• _WORK TO DO_
Reproduce each line that includes the word "hebbe".

[Saved entries]
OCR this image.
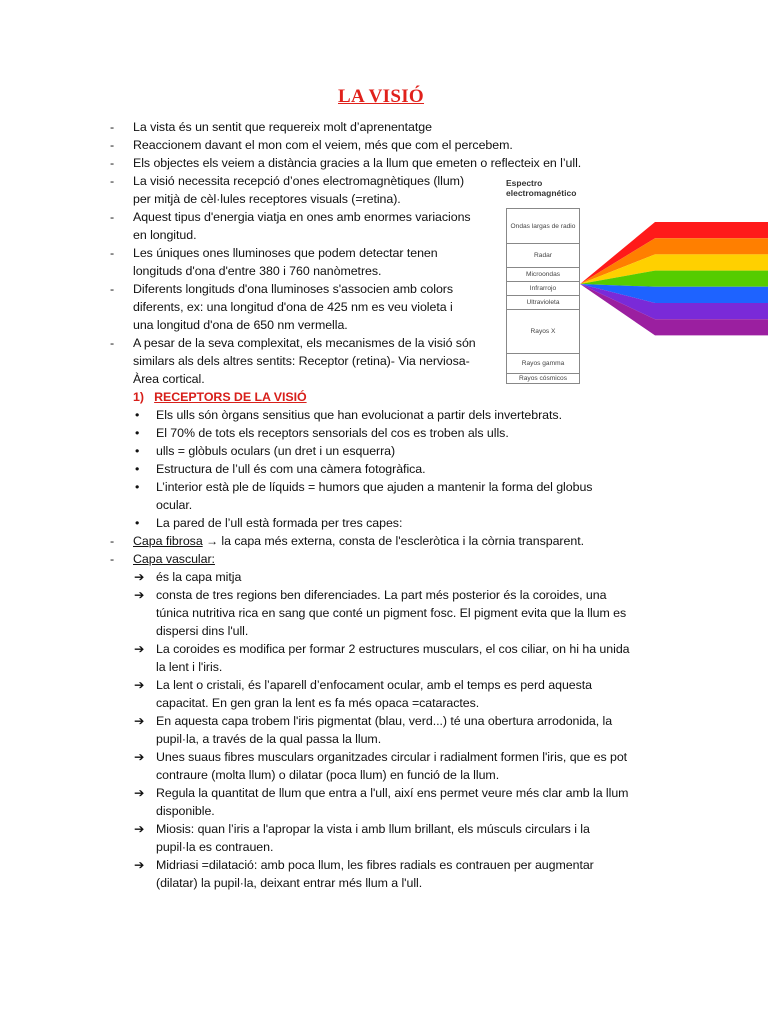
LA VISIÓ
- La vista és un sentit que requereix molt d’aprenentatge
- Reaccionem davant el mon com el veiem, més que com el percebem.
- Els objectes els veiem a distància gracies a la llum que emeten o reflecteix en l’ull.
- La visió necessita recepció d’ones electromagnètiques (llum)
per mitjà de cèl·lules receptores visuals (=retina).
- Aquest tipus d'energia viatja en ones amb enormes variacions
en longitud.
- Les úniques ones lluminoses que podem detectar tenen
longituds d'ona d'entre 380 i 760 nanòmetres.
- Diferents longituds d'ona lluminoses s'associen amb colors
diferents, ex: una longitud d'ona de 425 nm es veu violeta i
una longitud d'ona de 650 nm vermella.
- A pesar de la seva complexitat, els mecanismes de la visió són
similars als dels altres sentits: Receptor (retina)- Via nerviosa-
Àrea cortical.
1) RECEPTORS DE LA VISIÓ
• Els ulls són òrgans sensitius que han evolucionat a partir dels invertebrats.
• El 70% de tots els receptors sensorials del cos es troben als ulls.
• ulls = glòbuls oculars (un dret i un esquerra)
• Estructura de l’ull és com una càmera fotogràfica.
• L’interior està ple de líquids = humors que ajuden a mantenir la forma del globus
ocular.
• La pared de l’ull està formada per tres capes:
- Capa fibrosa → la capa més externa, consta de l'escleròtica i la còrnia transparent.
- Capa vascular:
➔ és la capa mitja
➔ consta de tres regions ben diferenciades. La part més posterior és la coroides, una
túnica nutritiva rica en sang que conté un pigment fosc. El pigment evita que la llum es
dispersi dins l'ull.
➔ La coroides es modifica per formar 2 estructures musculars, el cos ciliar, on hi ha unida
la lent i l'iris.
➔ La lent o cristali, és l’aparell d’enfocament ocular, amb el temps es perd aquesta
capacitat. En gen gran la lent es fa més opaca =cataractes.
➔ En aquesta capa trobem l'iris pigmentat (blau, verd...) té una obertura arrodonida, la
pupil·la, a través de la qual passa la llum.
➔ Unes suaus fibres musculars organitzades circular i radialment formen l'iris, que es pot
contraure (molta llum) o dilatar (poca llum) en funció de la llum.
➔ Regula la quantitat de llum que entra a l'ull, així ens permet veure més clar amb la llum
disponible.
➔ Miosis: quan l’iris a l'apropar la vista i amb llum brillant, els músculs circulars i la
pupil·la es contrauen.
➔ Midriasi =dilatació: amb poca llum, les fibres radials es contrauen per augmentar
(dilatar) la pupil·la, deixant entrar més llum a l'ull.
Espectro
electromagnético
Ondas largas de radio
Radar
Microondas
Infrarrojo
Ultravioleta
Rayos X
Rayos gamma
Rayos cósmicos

---

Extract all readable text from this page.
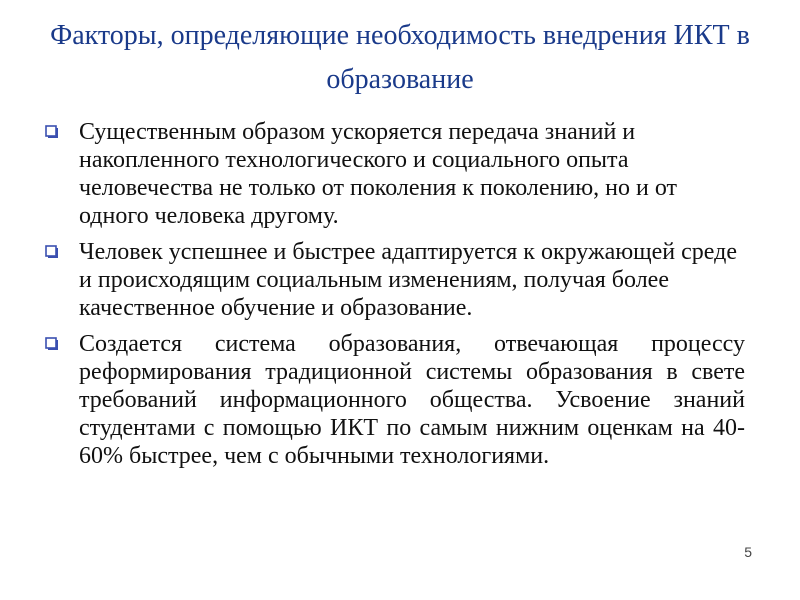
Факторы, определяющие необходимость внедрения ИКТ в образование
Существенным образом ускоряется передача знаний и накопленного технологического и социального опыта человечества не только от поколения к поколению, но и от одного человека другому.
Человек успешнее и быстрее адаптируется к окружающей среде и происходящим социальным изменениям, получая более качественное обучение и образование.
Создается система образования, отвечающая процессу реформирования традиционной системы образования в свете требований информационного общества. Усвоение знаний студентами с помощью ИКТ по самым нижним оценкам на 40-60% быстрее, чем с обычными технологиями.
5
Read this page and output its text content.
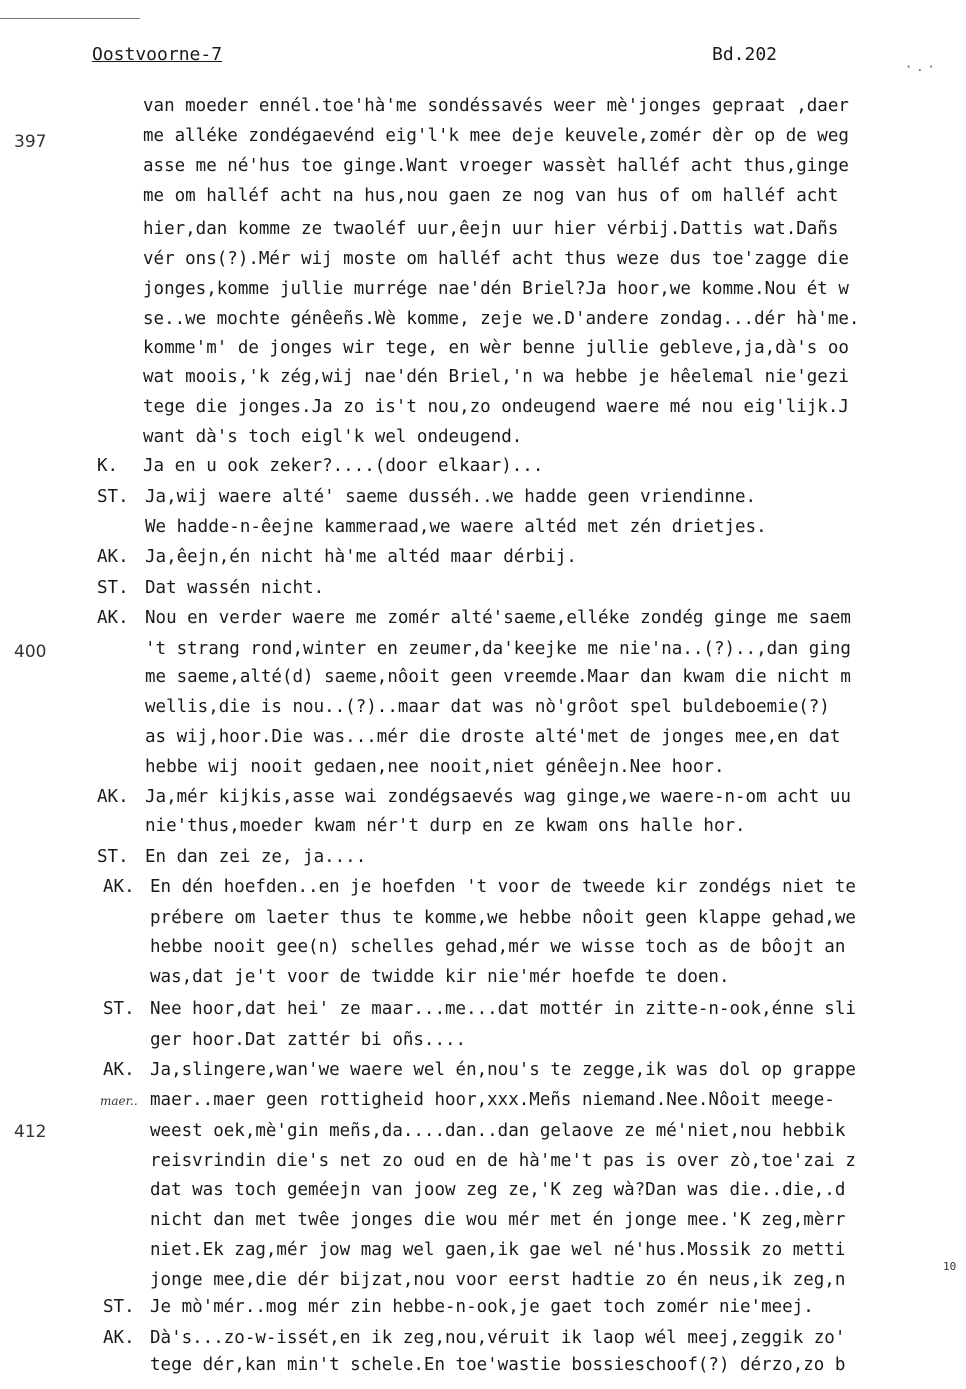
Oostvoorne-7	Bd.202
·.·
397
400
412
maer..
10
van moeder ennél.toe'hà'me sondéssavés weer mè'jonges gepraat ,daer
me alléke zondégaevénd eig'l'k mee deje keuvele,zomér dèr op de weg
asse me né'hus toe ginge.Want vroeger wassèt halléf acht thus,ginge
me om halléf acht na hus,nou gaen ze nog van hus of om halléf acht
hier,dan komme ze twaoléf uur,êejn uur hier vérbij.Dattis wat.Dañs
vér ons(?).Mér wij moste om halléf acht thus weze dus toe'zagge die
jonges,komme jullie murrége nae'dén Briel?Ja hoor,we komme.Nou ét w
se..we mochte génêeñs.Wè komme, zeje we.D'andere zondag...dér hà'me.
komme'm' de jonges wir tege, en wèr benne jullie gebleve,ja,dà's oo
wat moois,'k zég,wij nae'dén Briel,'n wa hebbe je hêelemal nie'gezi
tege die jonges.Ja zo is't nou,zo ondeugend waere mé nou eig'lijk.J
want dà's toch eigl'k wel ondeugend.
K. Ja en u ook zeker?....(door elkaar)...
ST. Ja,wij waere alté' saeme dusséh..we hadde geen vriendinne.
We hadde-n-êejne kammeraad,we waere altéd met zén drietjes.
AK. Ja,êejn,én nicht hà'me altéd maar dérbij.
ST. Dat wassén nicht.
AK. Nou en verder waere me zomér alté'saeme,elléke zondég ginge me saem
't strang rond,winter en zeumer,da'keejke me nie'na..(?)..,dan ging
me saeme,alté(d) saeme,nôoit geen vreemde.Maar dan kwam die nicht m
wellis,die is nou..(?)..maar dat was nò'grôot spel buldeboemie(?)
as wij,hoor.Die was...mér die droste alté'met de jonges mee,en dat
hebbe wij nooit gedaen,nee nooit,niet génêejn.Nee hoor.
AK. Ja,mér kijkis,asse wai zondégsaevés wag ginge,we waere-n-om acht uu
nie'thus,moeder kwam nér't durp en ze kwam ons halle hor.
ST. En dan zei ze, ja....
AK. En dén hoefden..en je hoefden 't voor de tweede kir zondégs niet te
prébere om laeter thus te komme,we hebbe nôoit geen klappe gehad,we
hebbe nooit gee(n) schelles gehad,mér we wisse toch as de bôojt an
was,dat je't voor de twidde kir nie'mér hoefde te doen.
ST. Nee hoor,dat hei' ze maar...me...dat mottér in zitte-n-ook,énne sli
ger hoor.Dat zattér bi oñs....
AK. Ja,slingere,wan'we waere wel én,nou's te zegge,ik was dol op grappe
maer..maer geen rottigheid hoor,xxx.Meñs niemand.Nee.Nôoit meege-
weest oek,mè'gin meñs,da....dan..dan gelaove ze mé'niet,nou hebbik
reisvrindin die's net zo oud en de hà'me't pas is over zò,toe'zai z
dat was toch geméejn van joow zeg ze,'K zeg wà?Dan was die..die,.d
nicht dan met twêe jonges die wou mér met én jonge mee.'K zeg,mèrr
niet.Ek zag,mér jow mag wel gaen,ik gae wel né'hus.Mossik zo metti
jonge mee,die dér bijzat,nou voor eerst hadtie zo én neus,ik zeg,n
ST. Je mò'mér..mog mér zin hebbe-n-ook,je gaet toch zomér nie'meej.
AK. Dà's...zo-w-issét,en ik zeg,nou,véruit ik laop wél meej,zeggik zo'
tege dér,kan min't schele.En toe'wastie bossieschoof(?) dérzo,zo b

• _ANSWER TO THIS PROBLEM_
wat moois,'k zég,wij nae'dén Briel,'n wa hebbe je hêelemal nie'gezi
hebbe wij nooit gedaen,nee nooit,niet génêejn.Nee hoor.
prébere om laeter thus te komme,we hebbe nôoit geen klappe gehad,we
hebbe nooit gee(n) schelles gehad,mér we wisse toch as de bôojt an
ST. Je mò'mér..mog mér zin hebbe-n-ook,je gaet toch zomér nie'meej.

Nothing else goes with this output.